• [Information supplied]:
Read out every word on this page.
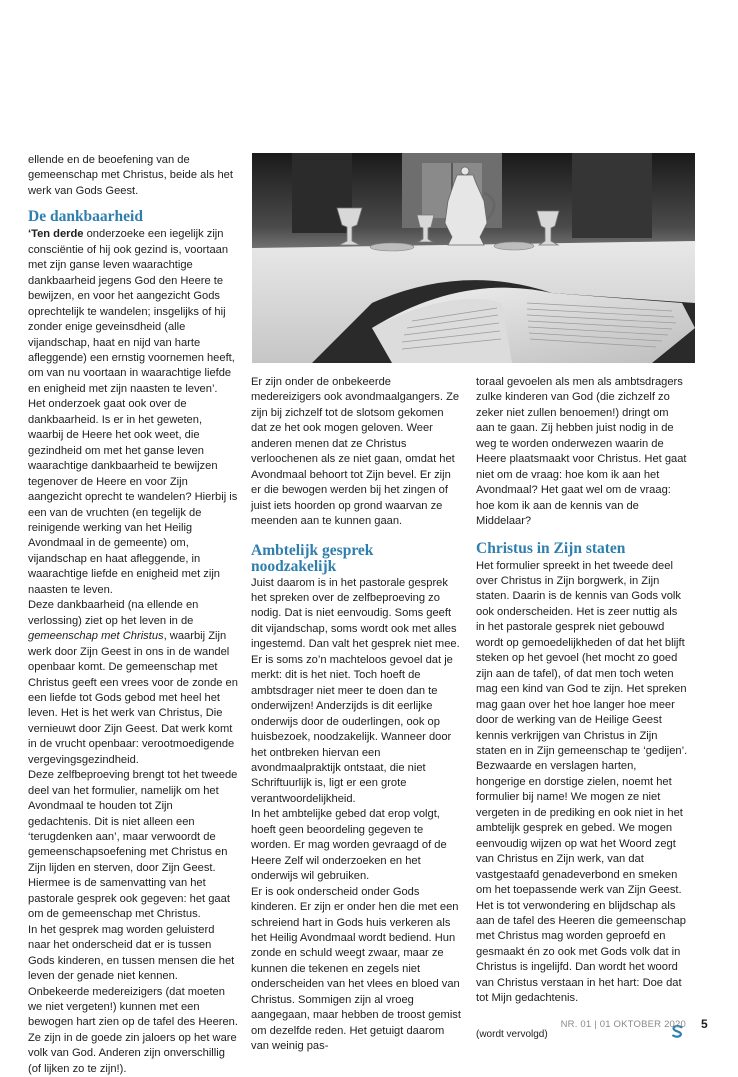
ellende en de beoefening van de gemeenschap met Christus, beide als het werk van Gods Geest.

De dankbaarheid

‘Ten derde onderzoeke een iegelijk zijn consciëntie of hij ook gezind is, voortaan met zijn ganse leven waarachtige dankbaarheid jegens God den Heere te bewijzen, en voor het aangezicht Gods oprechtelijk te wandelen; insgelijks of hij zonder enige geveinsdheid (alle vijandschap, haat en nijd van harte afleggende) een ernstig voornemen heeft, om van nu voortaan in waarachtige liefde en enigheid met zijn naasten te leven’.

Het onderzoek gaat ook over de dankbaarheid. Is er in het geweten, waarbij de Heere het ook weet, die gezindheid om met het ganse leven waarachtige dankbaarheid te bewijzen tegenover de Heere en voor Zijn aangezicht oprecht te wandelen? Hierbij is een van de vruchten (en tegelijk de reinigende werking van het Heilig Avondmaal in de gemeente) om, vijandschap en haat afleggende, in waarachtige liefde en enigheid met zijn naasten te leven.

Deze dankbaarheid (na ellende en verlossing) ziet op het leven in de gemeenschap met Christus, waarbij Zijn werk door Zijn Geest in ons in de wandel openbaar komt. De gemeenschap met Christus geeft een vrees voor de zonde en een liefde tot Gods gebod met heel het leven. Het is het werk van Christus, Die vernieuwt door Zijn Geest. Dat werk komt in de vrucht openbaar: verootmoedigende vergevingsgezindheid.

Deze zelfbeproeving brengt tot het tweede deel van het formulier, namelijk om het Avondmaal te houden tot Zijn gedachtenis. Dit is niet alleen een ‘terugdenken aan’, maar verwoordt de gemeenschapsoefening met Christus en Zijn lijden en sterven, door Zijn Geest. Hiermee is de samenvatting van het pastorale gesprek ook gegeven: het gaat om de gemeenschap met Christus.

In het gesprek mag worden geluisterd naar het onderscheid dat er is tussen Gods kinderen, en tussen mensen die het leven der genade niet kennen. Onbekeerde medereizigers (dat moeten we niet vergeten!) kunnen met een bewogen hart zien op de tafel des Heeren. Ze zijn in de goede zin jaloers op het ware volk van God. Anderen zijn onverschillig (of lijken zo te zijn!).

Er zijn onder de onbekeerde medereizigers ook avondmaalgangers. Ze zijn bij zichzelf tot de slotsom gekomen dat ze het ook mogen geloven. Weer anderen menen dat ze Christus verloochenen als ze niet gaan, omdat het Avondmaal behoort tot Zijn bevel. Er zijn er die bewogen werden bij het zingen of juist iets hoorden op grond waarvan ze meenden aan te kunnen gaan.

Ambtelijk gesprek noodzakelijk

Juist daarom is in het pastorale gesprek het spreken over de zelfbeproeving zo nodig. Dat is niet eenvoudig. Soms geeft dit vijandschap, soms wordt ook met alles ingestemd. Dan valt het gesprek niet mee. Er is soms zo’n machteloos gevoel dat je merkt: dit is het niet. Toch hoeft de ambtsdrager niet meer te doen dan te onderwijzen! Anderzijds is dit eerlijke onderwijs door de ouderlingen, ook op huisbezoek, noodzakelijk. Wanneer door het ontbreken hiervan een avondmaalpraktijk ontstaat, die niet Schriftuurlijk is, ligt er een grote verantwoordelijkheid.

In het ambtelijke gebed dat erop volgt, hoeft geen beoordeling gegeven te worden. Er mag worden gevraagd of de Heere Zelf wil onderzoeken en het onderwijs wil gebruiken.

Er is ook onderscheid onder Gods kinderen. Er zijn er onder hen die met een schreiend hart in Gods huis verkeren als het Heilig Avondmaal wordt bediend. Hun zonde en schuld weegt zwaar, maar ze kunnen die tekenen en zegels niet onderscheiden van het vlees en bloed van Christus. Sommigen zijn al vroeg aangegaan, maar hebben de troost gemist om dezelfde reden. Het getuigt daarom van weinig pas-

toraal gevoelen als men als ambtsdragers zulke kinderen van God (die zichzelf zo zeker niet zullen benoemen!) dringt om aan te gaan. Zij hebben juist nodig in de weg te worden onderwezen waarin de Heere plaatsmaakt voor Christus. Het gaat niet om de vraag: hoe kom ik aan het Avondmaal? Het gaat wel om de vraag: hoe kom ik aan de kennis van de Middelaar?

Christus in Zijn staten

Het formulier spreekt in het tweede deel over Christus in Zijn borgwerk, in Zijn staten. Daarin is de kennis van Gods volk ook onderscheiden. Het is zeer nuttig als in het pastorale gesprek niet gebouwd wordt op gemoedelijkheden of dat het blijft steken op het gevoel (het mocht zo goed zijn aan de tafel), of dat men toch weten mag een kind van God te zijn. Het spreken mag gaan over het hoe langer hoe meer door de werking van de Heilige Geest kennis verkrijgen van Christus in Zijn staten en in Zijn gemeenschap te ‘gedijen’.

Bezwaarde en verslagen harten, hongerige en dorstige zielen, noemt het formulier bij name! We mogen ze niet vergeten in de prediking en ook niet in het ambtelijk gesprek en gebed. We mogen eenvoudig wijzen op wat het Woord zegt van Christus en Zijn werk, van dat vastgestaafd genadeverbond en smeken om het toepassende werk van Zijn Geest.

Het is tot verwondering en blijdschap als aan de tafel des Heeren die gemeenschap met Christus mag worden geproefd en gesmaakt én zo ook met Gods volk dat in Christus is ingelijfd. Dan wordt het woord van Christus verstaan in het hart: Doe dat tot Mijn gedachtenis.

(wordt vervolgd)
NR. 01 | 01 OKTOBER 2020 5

==

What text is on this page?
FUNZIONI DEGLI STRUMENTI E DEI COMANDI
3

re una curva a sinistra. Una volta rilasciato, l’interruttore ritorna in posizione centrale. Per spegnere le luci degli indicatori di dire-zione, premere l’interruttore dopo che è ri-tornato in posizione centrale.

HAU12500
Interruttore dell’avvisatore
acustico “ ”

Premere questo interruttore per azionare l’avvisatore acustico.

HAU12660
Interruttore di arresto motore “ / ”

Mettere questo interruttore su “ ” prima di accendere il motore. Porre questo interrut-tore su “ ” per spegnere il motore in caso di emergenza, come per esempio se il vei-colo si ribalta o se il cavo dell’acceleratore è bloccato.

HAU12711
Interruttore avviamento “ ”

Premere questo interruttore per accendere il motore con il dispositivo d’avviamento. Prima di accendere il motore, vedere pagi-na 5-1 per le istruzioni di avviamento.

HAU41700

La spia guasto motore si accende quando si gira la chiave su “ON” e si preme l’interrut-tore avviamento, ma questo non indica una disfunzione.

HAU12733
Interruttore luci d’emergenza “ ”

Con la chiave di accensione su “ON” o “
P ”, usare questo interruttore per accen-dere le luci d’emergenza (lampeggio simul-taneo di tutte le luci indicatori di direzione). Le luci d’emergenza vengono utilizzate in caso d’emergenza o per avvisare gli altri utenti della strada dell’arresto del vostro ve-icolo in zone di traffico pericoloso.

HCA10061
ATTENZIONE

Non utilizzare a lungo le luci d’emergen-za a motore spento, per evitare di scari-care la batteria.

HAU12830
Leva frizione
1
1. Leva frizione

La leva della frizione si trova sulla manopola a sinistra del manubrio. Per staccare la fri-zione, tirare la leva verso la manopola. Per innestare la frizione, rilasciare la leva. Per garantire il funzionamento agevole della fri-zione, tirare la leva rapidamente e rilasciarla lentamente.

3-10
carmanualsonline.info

• [Short exercise]:
Pull every line containing the word "accendere" out of the material and copy it.

• [Answer to the exercise]:
Mettere questo interruttore su “ ” prima di accendere il motore. Porre questo interrut-tore su “ ” per spegnere il motore in caso di emergenza, come per esempio se il vei-colo si ribalta o se il cavo dell’acceleratore è bloccato.
Premere questo interruttore per accendere il motore con il dispositivo d’avviamento. Prima di accendere il motore, vedere pagi-na 5-1 per le istruzioni di avviamento.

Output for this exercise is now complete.